# Dataset extract

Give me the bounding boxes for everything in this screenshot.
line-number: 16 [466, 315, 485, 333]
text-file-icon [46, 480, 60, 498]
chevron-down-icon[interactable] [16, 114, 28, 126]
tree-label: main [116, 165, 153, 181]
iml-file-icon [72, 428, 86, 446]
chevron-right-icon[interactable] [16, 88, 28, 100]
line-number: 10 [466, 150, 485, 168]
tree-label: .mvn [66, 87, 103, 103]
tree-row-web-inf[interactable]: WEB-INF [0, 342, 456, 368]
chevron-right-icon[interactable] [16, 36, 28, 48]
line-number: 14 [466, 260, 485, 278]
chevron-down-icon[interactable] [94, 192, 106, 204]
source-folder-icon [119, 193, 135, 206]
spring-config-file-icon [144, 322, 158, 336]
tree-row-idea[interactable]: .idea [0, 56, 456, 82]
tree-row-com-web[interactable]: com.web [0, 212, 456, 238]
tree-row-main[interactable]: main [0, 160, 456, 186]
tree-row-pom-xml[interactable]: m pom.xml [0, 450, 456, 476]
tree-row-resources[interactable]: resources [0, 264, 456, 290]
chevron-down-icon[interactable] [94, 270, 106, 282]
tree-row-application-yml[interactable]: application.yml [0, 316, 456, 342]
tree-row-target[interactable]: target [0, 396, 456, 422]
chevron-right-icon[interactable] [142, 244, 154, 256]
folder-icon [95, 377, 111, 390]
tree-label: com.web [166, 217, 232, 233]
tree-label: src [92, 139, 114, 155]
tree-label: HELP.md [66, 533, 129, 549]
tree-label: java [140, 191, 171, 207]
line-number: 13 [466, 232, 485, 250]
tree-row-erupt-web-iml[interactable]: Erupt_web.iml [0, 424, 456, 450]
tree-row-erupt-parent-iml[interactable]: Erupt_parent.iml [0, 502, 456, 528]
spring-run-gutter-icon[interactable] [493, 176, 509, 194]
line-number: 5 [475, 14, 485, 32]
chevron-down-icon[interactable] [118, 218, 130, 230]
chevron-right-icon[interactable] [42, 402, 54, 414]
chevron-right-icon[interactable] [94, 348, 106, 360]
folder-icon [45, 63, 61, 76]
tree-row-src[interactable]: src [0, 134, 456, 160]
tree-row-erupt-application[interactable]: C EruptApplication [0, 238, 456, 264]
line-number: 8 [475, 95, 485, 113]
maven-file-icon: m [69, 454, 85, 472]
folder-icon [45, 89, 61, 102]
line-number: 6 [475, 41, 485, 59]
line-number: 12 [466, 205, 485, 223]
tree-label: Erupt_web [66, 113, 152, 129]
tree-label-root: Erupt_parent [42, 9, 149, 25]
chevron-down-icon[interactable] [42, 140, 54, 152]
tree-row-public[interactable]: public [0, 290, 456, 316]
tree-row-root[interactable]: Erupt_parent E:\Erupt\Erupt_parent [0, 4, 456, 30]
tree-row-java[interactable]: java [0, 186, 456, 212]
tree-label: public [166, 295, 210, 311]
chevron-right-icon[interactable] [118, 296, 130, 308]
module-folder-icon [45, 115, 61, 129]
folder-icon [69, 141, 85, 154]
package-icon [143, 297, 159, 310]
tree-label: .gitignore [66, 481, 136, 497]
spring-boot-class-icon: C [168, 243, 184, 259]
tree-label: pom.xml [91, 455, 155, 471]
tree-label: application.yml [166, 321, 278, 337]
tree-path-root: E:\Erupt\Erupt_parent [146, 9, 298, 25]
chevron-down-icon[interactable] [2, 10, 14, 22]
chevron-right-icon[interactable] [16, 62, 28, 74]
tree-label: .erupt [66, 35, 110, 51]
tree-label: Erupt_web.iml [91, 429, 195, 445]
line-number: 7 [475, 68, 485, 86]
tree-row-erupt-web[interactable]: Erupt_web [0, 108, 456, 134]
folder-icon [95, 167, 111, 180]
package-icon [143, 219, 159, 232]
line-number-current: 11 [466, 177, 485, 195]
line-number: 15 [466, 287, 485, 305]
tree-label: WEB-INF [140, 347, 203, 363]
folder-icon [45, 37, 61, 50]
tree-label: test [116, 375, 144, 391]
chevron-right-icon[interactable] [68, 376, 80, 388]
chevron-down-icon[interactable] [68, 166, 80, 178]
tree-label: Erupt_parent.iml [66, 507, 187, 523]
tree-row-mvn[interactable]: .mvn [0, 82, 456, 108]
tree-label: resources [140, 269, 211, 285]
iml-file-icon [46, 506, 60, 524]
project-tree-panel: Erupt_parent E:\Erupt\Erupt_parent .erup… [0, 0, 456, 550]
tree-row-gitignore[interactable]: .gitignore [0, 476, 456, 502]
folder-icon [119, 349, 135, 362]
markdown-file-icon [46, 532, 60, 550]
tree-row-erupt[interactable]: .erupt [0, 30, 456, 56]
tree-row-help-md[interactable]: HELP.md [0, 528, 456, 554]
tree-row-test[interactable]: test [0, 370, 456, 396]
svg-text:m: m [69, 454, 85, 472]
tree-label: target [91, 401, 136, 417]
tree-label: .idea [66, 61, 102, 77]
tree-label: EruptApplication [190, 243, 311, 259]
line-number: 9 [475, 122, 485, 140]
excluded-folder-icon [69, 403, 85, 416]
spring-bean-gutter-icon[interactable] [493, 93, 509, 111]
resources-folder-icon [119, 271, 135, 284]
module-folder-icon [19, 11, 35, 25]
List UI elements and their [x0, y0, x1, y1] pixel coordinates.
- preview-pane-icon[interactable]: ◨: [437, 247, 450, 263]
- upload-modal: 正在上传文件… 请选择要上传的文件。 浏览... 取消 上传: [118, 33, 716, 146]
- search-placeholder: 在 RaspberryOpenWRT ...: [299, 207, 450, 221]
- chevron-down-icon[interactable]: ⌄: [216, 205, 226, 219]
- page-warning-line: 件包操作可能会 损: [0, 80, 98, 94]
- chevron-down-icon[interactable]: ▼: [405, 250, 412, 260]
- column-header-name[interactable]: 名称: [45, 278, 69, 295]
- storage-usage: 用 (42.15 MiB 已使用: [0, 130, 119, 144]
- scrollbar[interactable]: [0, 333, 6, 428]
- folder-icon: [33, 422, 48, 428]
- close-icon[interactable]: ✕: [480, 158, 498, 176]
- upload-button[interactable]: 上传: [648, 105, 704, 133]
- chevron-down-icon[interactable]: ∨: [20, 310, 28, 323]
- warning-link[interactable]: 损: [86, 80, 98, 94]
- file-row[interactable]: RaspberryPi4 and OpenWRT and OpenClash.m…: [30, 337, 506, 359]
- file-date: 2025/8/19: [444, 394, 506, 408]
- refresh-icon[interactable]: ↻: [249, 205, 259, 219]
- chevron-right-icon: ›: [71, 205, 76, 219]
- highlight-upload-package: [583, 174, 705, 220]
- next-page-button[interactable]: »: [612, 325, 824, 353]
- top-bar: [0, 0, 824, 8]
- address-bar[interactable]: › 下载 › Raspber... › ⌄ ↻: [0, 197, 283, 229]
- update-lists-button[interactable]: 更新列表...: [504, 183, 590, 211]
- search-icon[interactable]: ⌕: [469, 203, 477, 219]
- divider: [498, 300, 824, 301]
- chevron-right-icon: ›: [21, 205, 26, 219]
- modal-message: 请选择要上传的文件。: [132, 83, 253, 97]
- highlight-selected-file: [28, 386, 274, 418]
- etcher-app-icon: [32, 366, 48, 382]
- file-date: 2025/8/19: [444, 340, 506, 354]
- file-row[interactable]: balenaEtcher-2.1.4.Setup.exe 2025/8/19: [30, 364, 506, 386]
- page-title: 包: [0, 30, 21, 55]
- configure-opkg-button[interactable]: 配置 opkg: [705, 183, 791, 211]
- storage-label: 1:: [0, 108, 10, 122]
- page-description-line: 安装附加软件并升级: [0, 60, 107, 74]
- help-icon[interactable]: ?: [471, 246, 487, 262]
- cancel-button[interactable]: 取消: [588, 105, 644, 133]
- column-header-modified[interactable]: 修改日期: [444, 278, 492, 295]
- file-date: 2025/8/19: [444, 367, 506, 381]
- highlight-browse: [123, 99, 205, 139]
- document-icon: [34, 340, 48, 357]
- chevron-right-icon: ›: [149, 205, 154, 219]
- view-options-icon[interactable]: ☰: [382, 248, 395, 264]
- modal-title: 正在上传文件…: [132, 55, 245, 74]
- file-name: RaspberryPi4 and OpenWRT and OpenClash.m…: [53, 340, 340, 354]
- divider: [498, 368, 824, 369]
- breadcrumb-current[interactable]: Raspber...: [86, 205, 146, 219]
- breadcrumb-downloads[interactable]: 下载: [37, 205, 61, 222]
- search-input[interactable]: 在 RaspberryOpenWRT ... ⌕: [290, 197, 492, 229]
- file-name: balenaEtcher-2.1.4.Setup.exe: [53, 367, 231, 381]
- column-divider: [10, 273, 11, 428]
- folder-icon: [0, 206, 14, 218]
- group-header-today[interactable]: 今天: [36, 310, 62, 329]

# The problem
Express the material from its first line through the line containing "line-number: 13 [466, 232, 485, 250]" as a JSON list of strings, one string per line, leaving out blank lines.

# Output for this exercise
[
  "Give me the bounding boxes for everything in this screenshot.",
  "line-number: 16 [466, 315, 485, 333]",
  "text-file-icon [46, 480, 60, 498]",
  "chevron-down-icon[interactable] [16, 114, 28, 126]",
  "tree-label: main [116, 165, 153, 181]",
  "iml-file-icon [72, 428, 86, 446]",
  "chevron-right-icon[interactable] [16, 88, 28, 100]",
  "line-number: 10 [466, 150, 485, 168]",
  "tree-label: .mvn [66, 87, 103, 103]",
  "tree-row-web-inf[interactable]: WEB-INF [0, 342, 456, 368]",
  "chevron-right-icon[interactable] [16, 36, 28, 48]",
  "line-number: 14 [466, 260, 485, 278]",
  "chevron-down-icon[interactable] [94, 192, 106, 204]",
  "source-folder-icon [119, 193, 135, 206]",
  "spring-config-file-icon [144, 322, 158, 336]",
  "tree-row-idea[interactable]: .idea [0, 56, 456, 82]",
  "tree-row-com-web[interactable]: com.web [0, 212, 456, 238]",
  "tree-row-main[interactable]: main [0, 160, 456, 186]",
  "tree-row-pom-xml[interactable]: m pom.xml [0, 450, 456, 476]",
  "tree-row-resources[interactable]: resources [0, 264, 456, 290]",
  "chevron-down-icon[interactable] [94, 270, 106, 282]",
  "tree-row-application-yml[interactable]: application.yml [0, 316, 456, 342]",
  "tree-row-target[interactable]: target [0, 396, 456, 422]",
  "chevron-right-icon[interactable] [142, 244, 154, 256]",
  "folder-icon [95, 377, 111, 390]",
  "tree-label: com.web [166, 217, 232, 233]",
  "tree-label: src [92, 139, 114, 155]",
  "tree-label: HELP.md [66, 533, 129, 549]",
  "tree-label: java [140, 191, 171, 207]",
  "line-number: 13 [466, 232, 485, 250]"
]